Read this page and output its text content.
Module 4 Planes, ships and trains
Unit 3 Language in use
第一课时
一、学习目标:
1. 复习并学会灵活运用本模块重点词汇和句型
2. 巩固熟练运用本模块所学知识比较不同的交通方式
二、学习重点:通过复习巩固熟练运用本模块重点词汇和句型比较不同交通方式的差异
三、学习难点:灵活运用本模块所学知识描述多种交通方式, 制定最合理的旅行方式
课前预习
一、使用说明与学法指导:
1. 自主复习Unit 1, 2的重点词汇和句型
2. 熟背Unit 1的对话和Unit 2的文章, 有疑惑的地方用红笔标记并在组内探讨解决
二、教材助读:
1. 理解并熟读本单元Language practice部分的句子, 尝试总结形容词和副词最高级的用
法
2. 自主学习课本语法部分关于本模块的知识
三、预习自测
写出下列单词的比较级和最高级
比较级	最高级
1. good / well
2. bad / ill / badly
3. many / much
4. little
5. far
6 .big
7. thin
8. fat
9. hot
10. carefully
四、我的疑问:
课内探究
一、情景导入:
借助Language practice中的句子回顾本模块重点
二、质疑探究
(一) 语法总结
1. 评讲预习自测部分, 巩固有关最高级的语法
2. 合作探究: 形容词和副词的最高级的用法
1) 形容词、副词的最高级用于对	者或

★ ★ ★ ★

**Task**. Above are the records; retype them all without a single difference.

**Output for this task**.
Read this page and output its text content.
Module 4 Planes, ships and trains
Unit 3 Language in use
第一课时
一、学习目标:
1. 复习并学会灵活运用本模块重点词汇和句型
2. 巩固熟练运用本模块所学知识比较不同的交通方式
二、学习重点:通过复习巩固熟练运用本模块重点词汇和句型比较不同交通方式的差异
三、学习难点:灵活运用本模块所学知识描述多种交通方式, 制定最合理的旅行方式
课前预习
一、使用说明与学法指导:
1. 自主复习Unit 1, 2的重点词汇和句型
2. 熟背Unit 1的对话和Unit 2的文章, 有疑惑的地方用红笔标记并在组内探讨解决
二、教材助读:
1. 理解并熟读本单元Language practice部分的句子, 尝试总结形容词和副词最高级的用
法
2. 自主学习课本语法部分关于本模块的知识
三、预习自测
写出下列单词的比较级和最高级
比较级	最高级
1. good / well
2. bad / ill / badly
3. many / much
4. little
5. far
6 .big
7. thin
8. fat
9. hot
10. carefully
四、我的疑问:
课内探究
一、情景导入:
借助Language practice中的句子回顾本模块重点
二、质疑探究
(一) 语法总结
1. 评讲预习自测部分, 巩固有关最高级的语法
2. 合作探究: 形容词和副词的最高级的用法
1) 形容词、副词的最高级用于对	者或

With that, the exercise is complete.